Excerpt to read:
Hi
Am 03.12.23 um 21:57 schrieb Alyssa Ross:
Thomas Zimmermann tzimmermann@suse.de writes:
Invoke drm_plane_helper_funcs.end_fb_access before drm_atomic_helper_commit_hw_done(). The latter function hands over ownership of the plane state to the following commit, which might free it. Releasing resources in end_fb_access then operates on undefined state. This bug has been observed with non-blocking commits when they are being queued up quickly.
Here is an example stack trace from the bug report. The plane state has been free'd already, so the pages for drm_gem_fb_vunmap() are gone.
Unable to handle kernel paging request at virtual address 0000000100000049 [...] drm_gem_fb_vunmap+0x18/0x74 drm_gem_end_shadow_fb_access+0x1c/0x2c drm_atomic_helper_cleanup_planes+0x58/0xd8 drm_atomic_helper_commit_tail+0x90/0xa0 commit_tail+0x15c/0x188 commit_work+0x14/0x20
Fix this by running end_fb_access immediately after updating all planes in drm_atomic_helper_commit_planes(). The existing clean-up helper drm_atomic_helper_cleanup_planes() now only handles cleanup_fb.
For aborted commits, roll back from drm_atomic_helper_prepare_planes() in the new helper drm_atomic_helper_unprepare_planes(). This case is different from regular cleanup, as we have to release the new state; regular cleanup releases the old state. The new helper also invokes cleanup_fb for all planes.
The changes mostly involve DRM's atomic helpers. Only two drivers, i915 and nouveau, implement their own commit function. Update them to invoke drm_atomic_helper_unprepare_planes(). Drivers with custom commit_tail function do not require changes.
v3:
- add drm_atomic_helper_unprepare_planes() for rolling back
- use correct state for end_fb_access
v2:
- fix test in drm_atomic_helper_cleanup_planes()

Problem to solve: Print, word for word, the portion of the patch message above that lies between "Unable to handle" and "for all planes.", inclusive.

Dataset items:

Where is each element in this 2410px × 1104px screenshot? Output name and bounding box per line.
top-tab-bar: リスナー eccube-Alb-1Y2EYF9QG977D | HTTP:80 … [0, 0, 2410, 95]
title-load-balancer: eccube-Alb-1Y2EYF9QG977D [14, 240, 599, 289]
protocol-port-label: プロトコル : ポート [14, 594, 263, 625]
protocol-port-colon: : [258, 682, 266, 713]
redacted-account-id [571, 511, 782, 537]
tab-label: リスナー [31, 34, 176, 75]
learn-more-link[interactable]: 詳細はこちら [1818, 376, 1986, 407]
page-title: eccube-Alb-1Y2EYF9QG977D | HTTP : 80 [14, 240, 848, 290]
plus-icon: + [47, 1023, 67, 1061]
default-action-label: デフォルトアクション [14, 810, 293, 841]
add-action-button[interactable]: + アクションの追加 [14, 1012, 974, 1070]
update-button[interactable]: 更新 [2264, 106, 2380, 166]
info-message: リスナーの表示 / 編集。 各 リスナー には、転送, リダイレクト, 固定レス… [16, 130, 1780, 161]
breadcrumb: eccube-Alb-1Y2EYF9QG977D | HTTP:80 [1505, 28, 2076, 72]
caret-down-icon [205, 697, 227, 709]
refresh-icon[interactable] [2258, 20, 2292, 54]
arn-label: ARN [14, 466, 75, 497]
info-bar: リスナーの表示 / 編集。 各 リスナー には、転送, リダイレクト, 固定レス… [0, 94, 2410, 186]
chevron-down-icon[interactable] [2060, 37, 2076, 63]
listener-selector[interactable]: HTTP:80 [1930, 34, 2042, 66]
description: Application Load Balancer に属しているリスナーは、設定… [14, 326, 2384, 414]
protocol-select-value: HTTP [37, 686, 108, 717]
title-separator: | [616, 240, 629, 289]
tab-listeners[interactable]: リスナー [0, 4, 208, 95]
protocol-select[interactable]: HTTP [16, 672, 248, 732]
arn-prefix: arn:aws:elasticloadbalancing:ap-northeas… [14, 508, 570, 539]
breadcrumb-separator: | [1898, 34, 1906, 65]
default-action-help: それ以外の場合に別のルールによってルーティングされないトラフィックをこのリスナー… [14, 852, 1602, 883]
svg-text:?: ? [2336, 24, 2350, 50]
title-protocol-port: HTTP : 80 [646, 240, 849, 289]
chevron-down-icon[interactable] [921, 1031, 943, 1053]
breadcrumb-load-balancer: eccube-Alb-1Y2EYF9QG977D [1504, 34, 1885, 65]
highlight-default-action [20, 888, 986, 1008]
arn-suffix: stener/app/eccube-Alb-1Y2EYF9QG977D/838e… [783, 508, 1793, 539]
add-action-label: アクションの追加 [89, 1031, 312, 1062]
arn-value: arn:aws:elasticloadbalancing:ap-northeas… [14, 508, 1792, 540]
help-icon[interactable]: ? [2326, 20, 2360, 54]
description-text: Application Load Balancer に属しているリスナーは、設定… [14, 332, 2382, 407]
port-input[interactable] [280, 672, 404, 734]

Output of the exercise:
Unable to handle kernel paging request at virtual address 0000000100000049 [...] drm_gem_fb_vunmap+0x18/0x74 drm_gem_end_shadow_fb_access+0x1c/0x2c drm_atomic_helper_cleanup_planes+0x58/0xd8 drm_atomic_helper_commit_tail+0x90/0xa0 commit_tail+0x15c/0x188 commit_work+0x14/0x20
Fix this by running end_fb_access immediately after updating all planes in drm_atomic_helper_commit_planes(). The existing clean-up helper drm_atomic_helper_cleanup_planes() now only handles cleanup_fb.
For aborted commits, roll back from drm_atomic_helper_prepare_planes() in the new helper drm_atomic_helper_unprepare_planes(). This case is different from regular cleanup, as we have to release the new state; regular cleanup releases the old state. The new helper also invokes cleanup_fb for all planes.